__Task goal__.
All lines holding the string "Snow" are to be shown.

__Entries supplied__.
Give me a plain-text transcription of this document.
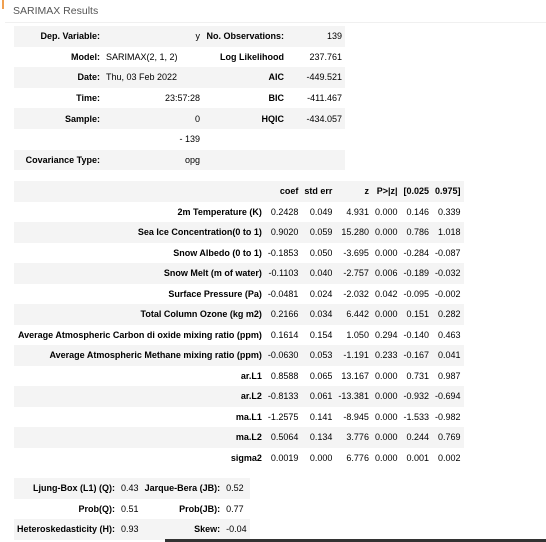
SARIMAX Results
Dep. Variable:	y	No. Observations:	139
Model:	SARIMAX(2, 1, 2)	Log Likelihood	237.761
Date:	Thu, 03 Feb 2022	AIC	-449.521
Time:	23:57:28	BIC	-411.467
Sample:	0	HQIC	-434.057
	- 139		
Covariance Type:	opg		
	coef	std err	z	P>|z|	[0.025	0.975]
2m Temperature (K)	0.2428	0.049	4.931	0.000	0.146	0.339
Sea Ice Concentration(0 to 1)	0.9020	0.059	15.280	0.000	0.786	1.018
Snow Albedo (0 to 1)	-0.1853	0.050	-3.695	0.000	-0.284	-0.087
Snow Melt (m of water)	-0.1103	0.040	-2.757	0.006	-0.189	-0.032
Surface Pressure (Pa)	-0.0481	0.024	-2.032	0.042	-0.095	-0.002
Total Column Ozone (kg m2)	0.2166	0.034	6.442	0.000	0.151	0.282
Average Atmospheric Carbon di oxide mixing ratio (ppm)	0.1614	0.154	1.050	0.294	-0.140	0.463
Average Atmospheric Methane mixing ratio (ppm)	-0.0630	0.053	-1.191	0.233	-0.167	0.041
ar.L1	0.8588	0.065	13.167	0.000	0.731	0.987
ar.L2	-0.8133	0.061	-13.381	0.000	-0.932	-0.694
ma.L1	-1.2575	0.141	-8.945	0.000	-1.533	-0.982
ma.L2	0.5064	0.134	3.776	0.000	0.244	0.769
sigma2	0.0019	0.000	6.776	0.000	0.001	0.002
Ljung-Box (L1) (Q):	0.43	Jarque-Bera (JB):	0.52
Prob(Q):	0.51	Prob(JB):	0.77
Heteroskedasticity (H):	0.93	Skew:	-0.04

__Answer below__.
Snow Albedo (0 to 1)	-0.1853	0.050	-3.695	0.000	-0.284	-0.087
Snow Melt (m of water)	-0.1103	0.040	-2.757	0.006	-0.189	-0.032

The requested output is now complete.